EXTRACT TO READ
The remainder of the week’s class slots were occupied by a guest speaker, who is a television writer and the CEO of an academic institute in Cardiff, Wales. The first class concerned the Eight Dimensions of Wellness, all of which was discussed extensively by classmates and the speaker herself through anecdotes and general theories. The second class spoke more pragmatically about the film and television industry in Wales, before the speaker awarded certificates to those who have attended the Cardiff trip.

FLM215 – Blog Post #4

A class from a later trimester joined us in the first class of the fourth week. Both class groups were at a similar stage in the middle of pre-production, so our lecturer had introduced us to Movie Magic Scheduling 6, a production organization software. After a brisk tutorial, we were left to break our scripts down to a list of costumes, props, and potential schedules. I had written a first draft prior to this class, but we had used the one written by the co-director, which was submitted on the Drive for the lecturer see.

INFORMATION SHOWN
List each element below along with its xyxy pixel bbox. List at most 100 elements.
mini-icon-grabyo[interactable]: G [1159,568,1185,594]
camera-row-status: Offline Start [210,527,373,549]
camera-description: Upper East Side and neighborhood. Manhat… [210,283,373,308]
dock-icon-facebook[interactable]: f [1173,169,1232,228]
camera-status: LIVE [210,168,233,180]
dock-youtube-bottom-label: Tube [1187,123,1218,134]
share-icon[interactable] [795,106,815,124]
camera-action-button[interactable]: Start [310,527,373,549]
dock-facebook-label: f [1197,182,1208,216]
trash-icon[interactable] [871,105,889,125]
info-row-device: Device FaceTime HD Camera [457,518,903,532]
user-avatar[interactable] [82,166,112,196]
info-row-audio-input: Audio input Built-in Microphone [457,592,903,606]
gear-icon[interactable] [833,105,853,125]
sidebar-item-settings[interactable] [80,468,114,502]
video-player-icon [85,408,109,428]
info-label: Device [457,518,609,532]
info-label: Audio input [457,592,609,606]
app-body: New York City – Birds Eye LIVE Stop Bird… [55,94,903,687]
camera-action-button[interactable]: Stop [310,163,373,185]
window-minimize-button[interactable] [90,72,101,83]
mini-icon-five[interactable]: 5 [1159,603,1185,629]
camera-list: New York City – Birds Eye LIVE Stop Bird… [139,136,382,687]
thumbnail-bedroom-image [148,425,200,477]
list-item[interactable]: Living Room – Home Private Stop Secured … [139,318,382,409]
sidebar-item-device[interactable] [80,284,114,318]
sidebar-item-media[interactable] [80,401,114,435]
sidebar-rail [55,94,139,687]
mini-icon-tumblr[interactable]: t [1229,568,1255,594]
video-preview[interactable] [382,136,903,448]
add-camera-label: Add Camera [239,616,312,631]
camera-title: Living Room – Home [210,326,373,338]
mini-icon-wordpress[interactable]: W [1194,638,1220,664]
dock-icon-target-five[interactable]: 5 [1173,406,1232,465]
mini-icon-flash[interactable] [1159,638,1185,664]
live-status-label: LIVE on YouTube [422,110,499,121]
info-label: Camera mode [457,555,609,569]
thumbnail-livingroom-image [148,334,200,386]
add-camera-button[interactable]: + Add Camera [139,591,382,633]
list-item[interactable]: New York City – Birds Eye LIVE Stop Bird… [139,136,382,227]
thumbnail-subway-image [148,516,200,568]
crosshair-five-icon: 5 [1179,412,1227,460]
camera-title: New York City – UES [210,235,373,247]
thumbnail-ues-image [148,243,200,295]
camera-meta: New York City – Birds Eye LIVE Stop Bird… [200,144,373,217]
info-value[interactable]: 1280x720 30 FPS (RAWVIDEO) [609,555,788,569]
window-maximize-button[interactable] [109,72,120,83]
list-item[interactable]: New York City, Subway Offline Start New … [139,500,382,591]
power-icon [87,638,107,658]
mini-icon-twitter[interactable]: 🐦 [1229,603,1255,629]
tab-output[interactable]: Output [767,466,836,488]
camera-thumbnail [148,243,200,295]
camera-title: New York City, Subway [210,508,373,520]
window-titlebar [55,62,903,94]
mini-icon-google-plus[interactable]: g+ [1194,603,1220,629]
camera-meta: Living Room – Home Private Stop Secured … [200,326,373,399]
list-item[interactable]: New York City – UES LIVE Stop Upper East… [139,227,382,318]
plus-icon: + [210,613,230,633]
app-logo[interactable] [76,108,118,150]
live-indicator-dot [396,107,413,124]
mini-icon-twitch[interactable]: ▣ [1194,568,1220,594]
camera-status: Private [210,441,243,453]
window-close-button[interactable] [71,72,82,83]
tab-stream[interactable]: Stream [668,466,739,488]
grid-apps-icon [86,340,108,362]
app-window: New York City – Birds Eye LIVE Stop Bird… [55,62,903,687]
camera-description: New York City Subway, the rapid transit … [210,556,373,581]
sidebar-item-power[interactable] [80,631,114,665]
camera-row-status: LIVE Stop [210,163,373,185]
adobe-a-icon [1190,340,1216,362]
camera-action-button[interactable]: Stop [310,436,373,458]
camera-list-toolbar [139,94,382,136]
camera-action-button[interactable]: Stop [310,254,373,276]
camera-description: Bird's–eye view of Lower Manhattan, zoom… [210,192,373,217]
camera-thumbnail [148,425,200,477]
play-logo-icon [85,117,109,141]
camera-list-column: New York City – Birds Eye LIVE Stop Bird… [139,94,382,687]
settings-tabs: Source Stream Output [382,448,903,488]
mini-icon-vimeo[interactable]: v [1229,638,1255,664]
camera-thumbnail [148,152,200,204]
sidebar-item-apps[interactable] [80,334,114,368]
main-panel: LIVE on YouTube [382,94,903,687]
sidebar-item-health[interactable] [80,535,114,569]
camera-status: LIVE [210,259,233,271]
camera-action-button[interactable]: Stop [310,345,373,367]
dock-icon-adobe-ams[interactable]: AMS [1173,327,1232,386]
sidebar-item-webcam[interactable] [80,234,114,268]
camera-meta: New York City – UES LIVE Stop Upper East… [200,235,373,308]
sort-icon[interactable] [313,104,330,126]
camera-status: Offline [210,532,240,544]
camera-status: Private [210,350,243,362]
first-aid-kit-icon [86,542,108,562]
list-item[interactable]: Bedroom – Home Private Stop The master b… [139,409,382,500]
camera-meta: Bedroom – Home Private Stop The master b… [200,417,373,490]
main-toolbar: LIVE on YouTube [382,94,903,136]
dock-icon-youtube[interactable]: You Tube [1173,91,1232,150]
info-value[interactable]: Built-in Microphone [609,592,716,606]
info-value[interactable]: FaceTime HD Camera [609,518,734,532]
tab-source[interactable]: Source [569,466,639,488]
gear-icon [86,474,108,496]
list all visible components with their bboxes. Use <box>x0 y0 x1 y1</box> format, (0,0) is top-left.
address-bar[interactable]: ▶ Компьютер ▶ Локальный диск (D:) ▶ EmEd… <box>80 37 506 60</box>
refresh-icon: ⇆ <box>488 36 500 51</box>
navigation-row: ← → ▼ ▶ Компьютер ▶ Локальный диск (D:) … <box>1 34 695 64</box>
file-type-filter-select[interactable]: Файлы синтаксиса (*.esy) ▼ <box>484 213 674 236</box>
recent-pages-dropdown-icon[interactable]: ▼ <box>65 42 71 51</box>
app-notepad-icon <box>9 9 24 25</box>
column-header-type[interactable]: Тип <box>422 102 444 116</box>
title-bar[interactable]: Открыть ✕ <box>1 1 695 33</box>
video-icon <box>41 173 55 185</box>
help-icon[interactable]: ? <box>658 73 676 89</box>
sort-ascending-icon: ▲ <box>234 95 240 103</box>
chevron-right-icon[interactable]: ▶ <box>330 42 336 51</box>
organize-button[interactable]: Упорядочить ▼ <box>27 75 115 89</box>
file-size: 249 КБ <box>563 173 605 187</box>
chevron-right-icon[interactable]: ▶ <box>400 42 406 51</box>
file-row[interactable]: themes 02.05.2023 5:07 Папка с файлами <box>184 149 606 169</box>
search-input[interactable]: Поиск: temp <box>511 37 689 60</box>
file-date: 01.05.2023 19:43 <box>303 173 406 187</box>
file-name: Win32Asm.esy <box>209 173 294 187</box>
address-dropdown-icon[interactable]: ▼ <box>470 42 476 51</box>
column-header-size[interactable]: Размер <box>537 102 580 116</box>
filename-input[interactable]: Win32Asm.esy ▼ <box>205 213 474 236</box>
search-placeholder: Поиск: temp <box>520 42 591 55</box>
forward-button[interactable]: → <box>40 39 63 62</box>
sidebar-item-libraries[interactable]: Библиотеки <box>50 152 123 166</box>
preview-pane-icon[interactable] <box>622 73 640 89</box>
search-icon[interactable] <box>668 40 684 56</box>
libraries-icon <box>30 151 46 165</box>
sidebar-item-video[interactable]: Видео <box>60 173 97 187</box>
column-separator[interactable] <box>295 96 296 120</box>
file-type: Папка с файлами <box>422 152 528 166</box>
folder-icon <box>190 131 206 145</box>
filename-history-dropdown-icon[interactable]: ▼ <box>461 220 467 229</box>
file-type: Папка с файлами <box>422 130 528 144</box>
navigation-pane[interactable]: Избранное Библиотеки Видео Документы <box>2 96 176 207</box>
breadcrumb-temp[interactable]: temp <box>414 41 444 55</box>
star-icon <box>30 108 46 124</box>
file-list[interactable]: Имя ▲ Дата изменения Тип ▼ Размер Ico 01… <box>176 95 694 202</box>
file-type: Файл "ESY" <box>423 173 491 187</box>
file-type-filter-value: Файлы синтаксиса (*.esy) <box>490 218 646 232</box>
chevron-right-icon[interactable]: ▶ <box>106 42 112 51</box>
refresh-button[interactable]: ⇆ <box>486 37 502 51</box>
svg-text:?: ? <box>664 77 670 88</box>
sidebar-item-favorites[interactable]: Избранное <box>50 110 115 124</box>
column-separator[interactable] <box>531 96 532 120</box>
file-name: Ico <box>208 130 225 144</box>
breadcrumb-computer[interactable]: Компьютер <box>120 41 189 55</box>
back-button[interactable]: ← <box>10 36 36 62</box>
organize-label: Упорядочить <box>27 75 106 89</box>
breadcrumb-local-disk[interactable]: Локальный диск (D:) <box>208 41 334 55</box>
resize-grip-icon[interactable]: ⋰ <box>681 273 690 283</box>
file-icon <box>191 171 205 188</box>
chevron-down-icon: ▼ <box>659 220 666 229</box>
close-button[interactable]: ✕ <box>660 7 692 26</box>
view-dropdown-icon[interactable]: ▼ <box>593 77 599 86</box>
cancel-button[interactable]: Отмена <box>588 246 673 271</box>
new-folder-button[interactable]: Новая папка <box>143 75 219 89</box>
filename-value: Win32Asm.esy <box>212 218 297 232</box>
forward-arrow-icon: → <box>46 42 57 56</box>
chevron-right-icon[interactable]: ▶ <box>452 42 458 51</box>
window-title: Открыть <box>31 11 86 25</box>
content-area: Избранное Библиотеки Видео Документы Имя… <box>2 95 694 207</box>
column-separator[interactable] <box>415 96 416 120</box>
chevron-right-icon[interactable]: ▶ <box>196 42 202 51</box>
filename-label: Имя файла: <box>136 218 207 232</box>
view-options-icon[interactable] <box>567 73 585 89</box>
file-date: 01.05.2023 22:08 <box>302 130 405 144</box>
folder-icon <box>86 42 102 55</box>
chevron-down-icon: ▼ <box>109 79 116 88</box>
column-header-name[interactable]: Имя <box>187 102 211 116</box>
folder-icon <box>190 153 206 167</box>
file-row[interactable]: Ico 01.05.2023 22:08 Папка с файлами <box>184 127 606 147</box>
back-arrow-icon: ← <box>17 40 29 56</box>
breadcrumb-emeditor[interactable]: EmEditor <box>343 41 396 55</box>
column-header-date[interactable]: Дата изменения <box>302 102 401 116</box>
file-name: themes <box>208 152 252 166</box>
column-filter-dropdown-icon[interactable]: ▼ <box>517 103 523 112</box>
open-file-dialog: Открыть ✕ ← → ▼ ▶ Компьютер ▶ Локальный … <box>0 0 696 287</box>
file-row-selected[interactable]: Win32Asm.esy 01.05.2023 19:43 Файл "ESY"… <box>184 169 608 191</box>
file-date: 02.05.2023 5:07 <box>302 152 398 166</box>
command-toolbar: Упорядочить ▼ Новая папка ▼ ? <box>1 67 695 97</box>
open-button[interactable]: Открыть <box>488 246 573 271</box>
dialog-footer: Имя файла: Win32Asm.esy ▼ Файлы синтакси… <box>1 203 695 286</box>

BRIEF 1
What software did the lecturer introduce to the classes in the fourth week, according to the film class blog?
BRIEF 2
Repeat the passage of the film class blog starting with "The remainder of" and going on through "the Cardiff trip.".
BRIEF 3
Pick up the film class blog after its last sentence and continue writing it.

EXERCISE ANSWER 1
Movie Magic Scheduling 6

EXERCISE ANSWER 2
The remainder of the week’s class slots were occupied by a guest speaker, who is a television writer and the CEO of an academic institute in Cardiff, Wales. The first class concerned the Eight Dimensions of Wellness, all of which was discussed extensively by classmates and the speaker herself through anecdotes and general theories. The second class spoke more pragmatically about the film and television industry in Wales, before the speaker awarded certificates to those who have attended the Cardiff trip.

EXERCISE ANSWER 3
The final class of the week had us rewrite almost the entire story, following constructive feedback provided by our lecturer. After the directors had invented their plot points and organized them into a structure, I was left to write the screenplay itself, along with some of their notes instructing how they wanted scenes to play out. Unfortunately, I was not able to finish the screenplay that day due to a Q/A session with documentary filmmakers I had to attend that evening. This was in addition to my laptop having depleted its battery charge before I could send what I had written so far to the directors and our lecturer.

FLM215 – Blog Post #3

We had finally presented the three-point lighting system to dissatisfying results. Along with the chiaroscuro group, we were to redo them in the next class in order to pass that learning outcome. For the rest of the first class in the third week, we had assembled the chiaroscuro system, while the other group handled the three-point system. A classmate and I had to recite a poem in front a camera, and we had to use that footage to include sound effects for an assignment.

The second class had us learn some more about directing, with a heavier focus on shot-lists. We amounted the types of shots used in a scene from American Beauty. Along with that clip, we had also studied yet another scene from Magnolia to deconstruct their use and choice of shots.

This led to learning about blocking and staging, through the different short films we watched prior to discussing them. Aside from the fundamentals of those two directorial aspects, I have learned how much content is necessary in a short film. This is since blocking and staging themselves tell a different level of storytelling that re-contextualizes scenes through subtexts, from body-language to visual metaphors. A scene from The Graduate employs both simultaneously, which we viewed towards the end of the third class.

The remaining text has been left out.